--- begin ---
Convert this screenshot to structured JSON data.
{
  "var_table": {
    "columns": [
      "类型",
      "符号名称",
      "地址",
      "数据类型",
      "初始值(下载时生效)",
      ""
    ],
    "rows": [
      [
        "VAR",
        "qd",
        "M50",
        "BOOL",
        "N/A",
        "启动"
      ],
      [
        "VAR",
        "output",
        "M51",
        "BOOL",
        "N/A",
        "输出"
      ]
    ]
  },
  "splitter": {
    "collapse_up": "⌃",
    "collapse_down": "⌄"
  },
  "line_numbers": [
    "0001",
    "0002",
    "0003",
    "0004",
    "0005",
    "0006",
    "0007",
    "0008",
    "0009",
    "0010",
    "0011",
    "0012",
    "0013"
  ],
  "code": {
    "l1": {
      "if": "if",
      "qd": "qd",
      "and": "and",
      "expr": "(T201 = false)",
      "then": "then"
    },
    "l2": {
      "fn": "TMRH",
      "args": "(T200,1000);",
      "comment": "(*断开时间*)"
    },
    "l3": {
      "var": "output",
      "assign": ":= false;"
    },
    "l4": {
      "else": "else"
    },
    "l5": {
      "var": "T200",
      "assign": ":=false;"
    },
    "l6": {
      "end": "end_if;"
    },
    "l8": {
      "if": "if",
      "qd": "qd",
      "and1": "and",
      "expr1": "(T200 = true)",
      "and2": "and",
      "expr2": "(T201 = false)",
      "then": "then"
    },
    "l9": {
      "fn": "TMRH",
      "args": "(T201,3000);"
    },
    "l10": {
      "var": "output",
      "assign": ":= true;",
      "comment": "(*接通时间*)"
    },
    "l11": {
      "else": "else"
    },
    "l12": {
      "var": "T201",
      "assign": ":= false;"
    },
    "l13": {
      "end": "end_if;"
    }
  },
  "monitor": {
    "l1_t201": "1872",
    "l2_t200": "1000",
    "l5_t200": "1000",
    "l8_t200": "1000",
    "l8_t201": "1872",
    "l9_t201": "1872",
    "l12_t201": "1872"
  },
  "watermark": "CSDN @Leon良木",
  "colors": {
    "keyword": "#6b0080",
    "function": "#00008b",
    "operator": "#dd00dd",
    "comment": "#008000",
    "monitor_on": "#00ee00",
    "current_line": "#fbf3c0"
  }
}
--- end ---
### WHAT YOU ARE ASKED TO DO
Exactly reproduce the material above.

### ANSWER FOR THE TASK
Convert this screenshot to structured JSON data.
{
  "var_table": {
    "columns": [
      "类型",
      "符号名称",
      "地址",
      "数据类型",
      "初始值(下载时生效)",
      ""
    ],
    "rows": [
      [
        "VAR",
        "qd",
        "M50",
        "BOOL",
        "N/A",
        "启动"
      ],
      [
        "VAR",
        "output",
        "M51",
        "BOOL",
        "N/A",
        "输出"
      ]
    ]
  },
  "splitter": {
    "collapse_up": "⌃",
    "collapse_down": "⌄"
  },
  "line_numbers": [
    "0001",
    "0002",
    "0003",
    "0004",
    "0005",
    "0006",
    "0007",
    "0008",
    "0009",
    "0010",
    "0011",
    "0012",
    "0013"
  ],
  "code": {
    "l1": {
      "if": "if",
      "qd": "qd",
      "and": "and",
      "expr": "(T201 = false)",
      "then": "then"
    },
    "l2": {
      "fn": "TMRH",
      "args": "(T200,1000);",
      "comment": "(*断开时间*)"
    },
    "l3": {
      "var": "output",
      "assign": ":= false;"
    },
    "l4": {
      "else": "else"
    },
    "l5": {
      "var": "T200",
      "assign": ":=false;"
    },
    "l6": {
      "end": "end_if;"
    },
    "l8": {
      "if": "if",
      "qd": "qd",
      "and1": "and",
      "expr1": "(T200 = true)",
      "and2": "and",
      "expr2": "(T201 = false)",
      "then": "then"
    },
    "l9": {
      "fn": "TMRH",
      "args": "(T201,3000);"
    },
    "l10": {
      "var": "output",
      "assign": ":= true;",
      "comment": "(*接通时间*)"
    },
    "l11": {
      "else": "else"
    },
    "l12": {
      "var": "T201",
      "assign": ":= false;"
    },
    "l13": {
      "end": "end_if;"
    }
  },
  "monitor": {
    "l1_t201": "1872",
    "l2_t200": "1000",
    "l5_t200": "1000",
    "l8_t200": "1000",
    "l8_t201": "1872",
    "l9_t201": "1872",
    "l12_t201": "1872"
  },
  "watermark": "CSDN @Leon良木",
  "colors": {
    "keyword": "#6b0080",
    "function": "#00008b",
    "operator": "#dd00dd",
    "comment": "#008000",
    "monitor_on": "#00ee00",
    "current_line": "#fbf3c0"
  }
}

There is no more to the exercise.